The complete listing should be restated exactly.

** begin RECORDS SHOWN **

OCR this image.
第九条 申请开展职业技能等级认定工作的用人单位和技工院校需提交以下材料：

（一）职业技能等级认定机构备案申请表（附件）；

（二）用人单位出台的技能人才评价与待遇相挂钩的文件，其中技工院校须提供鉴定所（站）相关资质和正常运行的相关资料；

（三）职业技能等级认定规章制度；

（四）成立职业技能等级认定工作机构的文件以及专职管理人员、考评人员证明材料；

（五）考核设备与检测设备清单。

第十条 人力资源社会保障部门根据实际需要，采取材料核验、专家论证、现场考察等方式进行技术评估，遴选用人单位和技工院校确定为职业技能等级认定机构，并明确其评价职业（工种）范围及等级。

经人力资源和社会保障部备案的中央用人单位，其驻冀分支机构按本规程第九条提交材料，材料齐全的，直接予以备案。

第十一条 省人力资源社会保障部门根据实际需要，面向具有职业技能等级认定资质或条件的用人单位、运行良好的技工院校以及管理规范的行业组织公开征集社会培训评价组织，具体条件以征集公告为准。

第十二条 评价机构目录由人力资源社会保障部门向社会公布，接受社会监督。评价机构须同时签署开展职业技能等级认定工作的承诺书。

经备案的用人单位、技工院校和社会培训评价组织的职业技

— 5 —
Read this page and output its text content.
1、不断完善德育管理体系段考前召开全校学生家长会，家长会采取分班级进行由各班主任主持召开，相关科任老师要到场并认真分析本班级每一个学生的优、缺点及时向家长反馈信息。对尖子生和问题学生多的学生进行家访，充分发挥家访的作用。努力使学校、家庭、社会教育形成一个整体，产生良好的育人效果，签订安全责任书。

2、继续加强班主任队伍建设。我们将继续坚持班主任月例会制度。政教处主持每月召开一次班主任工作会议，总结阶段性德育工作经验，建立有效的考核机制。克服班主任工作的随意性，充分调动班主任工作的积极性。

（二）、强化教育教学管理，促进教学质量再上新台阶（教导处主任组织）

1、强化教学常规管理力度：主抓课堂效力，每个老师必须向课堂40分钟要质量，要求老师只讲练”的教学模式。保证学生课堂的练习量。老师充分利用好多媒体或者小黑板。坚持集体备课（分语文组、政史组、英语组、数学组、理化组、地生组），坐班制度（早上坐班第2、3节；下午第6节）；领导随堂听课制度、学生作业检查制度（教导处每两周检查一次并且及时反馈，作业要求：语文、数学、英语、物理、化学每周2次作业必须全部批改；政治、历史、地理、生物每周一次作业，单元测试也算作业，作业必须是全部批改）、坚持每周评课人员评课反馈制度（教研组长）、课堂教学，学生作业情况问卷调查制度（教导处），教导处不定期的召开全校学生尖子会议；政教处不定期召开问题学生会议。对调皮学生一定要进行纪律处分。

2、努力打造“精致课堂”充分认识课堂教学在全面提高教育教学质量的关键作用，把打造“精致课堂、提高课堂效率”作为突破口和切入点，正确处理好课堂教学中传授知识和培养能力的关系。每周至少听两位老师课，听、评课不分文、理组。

** end RECORDS SHOWN **

**ANSWER TO THE PROBLEM**
OCR this image.
第九条 申请开展职业技能等级认定工作的用人单位和技工院校需提交以下材料：

（一）职业技能等级认定机构备案申请表（附件）；

（二）用人单位出台的技能人才评价与待遇相挂钩的文件，其中技工院校须提供鉴定所（站）相关资质和正常运行的相关资料；

（三）职业技能等级认定规章制度；

（四）成立职业技能等级认定工作机构的文件以及专职管理人员、考评人员证明材料；

（五）考核设备与检测设备清单。

第十条 人力资源社会保障部门根据实际需要，采取材料核验、专家论证、现场考察等方式进行技术评估，遴选用人单位和技工院校确定为职业技能等级认定机构，并明确其评价职业（工种）范围及等级。

经人力资源和社会保障部备案的中央用人单位，其驻冀分支机构按本规程第九条提交材料，材料齐全的，直接予以备案。

第十一条 省人力资源社会保障部门根据实际需要，面向具有职业技能等级认定资质或条件的用人单位、运行良好的技工院校以及管理规范的行业组织公开征集社会培训评价组织，具体条件以征集公告为准。

第十二条 评价机构目录由人力资源社会保障部门向社会公布，接受社会监督。评价机构须同时签署开展职业技能等级认定工作的承诺书。

经备案的用人单位、技工院校和社会培训评价组织的职业技

— 5 —
Read this page and output its text content.
1、不断完善德育管理体系段考前召开全校学生家长会，家长会采取分班级进行由各班主任主持召开，相关科任老师要到场并认真分析本班级每一个学生的优、缺点及时向家长反馈信息。对尖子生和问题学生多的学生进行家访，充分发挥家访的作用。努力使学校、家庭、社会教育形成一个整体，产生良好的育人效果，签订安全责任书。

2、继续加强班主任队伍建设。我们将继续坚持班主任月例会制度。政教处主持每月召开一次班主任工作会议，总结阶段性德育工作经验，建立有效的考核机制。克服班主任工作的随意性，充分调动班主任工作的积极性。

（二）、强化教育教学管理，促进教学质量再上新台阶（教导处主任组织）

1、强化教学常规管理力度：主抓课堂效力，每个老师必须向课堂40分钟要质量，要求老师只讲练”的教学模式。保证学生课堂的练习量。老师充分利用好多媒体或者小黑板。坚持集体备课（分语文组、政史组、英语组、数学组、理化组、地生组），坐班制度（早上坐班第2、3节；下午第6节）；领导随堂听课制度、学生作业检查制度（教导处每两周检查一次并且及时反馈，作业要求：语文、数学、英语、物理、化学每周2次作业必须全部批改；政治、历史、地理、生物每周一次作业，单元测试也算作业，作业必须是全部批改）、坚持每周评课人员评课反馈制度（教研组长）、课堂教学，学生作业情况问卷调查制度（教导处），教导处不定期的召开全校学生尖子会议；政教处不定期召开问题学生会议。对调皮学生一定要进行纪律处分。

2、努力打造“精致课堂”充分认识课堂教学在全面提高教育教学质量的关键作用，把打造“精致课堂、提高课堂效率”作为突破口和切入点，正确处理好课堂教学中传授知识和培养能力的关系。每周至少听两位老师课，听、评课不分文、理组。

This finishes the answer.